> _AIM OF THE EXERCISE_:
Copy each line that contains the word "cube".
## Begin EXERCISE INPUTS
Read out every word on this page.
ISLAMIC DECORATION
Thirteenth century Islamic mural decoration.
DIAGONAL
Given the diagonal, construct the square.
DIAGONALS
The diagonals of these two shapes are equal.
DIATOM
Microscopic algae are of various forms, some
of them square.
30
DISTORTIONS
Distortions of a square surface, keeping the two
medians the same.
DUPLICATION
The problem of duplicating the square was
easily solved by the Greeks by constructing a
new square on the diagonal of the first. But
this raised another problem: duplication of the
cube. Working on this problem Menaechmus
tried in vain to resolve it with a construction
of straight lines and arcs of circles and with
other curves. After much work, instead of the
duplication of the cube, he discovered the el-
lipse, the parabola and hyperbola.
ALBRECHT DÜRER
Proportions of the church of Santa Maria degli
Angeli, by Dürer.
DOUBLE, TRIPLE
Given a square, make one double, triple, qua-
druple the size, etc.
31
## End EXERCISE INPUTS
## Begin EXERCISE INPUTS
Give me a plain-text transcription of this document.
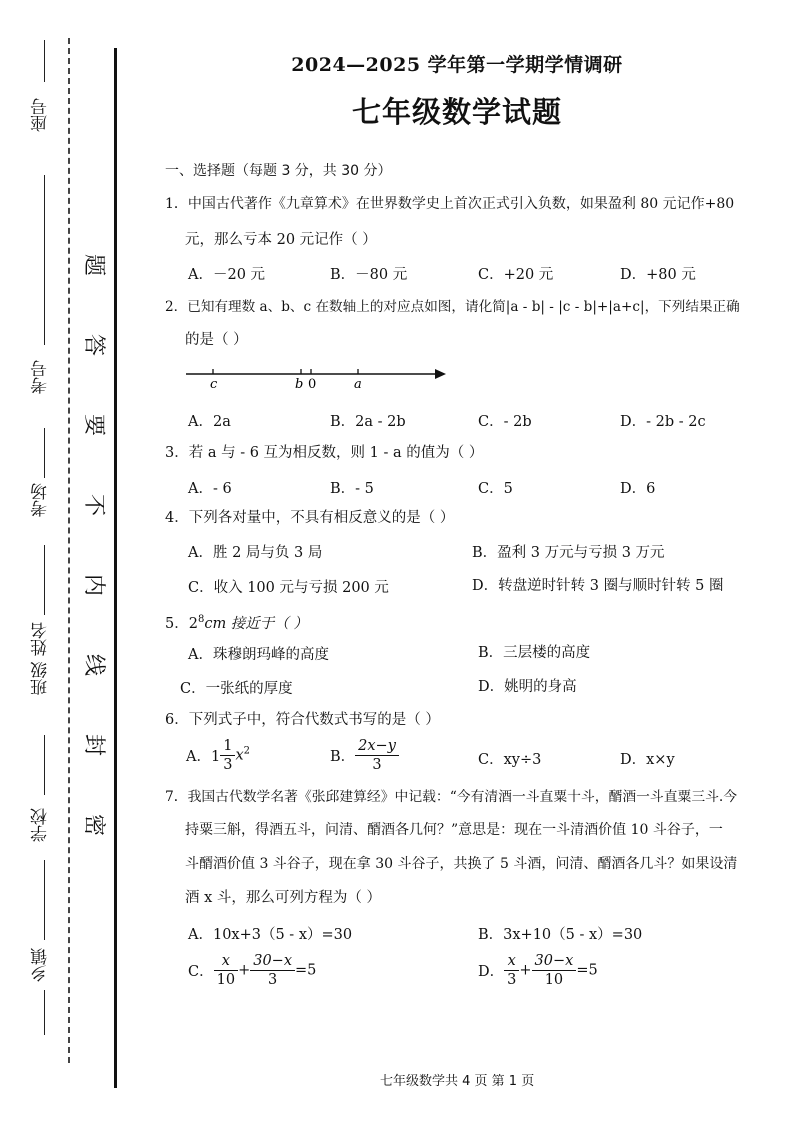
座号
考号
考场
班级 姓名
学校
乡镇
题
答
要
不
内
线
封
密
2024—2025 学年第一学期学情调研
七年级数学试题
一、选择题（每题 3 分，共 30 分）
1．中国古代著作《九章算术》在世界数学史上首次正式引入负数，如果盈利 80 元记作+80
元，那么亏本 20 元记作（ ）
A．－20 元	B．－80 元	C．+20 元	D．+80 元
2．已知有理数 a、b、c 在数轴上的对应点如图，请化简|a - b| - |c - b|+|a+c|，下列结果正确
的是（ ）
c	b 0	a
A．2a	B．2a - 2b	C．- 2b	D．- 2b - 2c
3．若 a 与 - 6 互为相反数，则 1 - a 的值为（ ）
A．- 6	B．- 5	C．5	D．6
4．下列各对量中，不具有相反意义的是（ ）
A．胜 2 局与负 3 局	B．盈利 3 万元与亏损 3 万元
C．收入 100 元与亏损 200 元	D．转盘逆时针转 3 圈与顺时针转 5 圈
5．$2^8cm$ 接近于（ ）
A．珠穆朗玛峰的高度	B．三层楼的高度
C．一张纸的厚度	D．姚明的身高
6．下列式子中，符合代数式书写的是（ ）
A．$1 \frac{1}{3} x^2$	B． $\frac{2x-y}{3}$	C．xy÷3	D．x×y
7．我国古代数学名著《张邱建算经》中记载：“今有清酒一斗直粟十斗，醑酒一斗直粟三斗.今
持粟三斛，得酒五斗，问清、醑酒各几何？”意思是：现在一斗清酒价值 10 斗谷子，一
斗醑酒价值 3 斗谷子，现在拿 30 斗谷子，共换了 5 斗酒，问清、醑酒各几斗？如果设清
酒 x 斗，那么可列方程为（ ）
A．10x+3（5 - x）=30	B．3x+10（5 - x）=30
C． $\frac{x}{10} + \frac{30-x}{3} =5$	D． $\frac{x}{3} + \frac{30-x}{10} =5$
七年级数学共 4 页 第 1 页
## End EXERCISE INPUTS
> _RESULT FOR THIS EXERCISE_:
cube. Working on this problem Menaechmus
duplication of the cube, he discovered the el-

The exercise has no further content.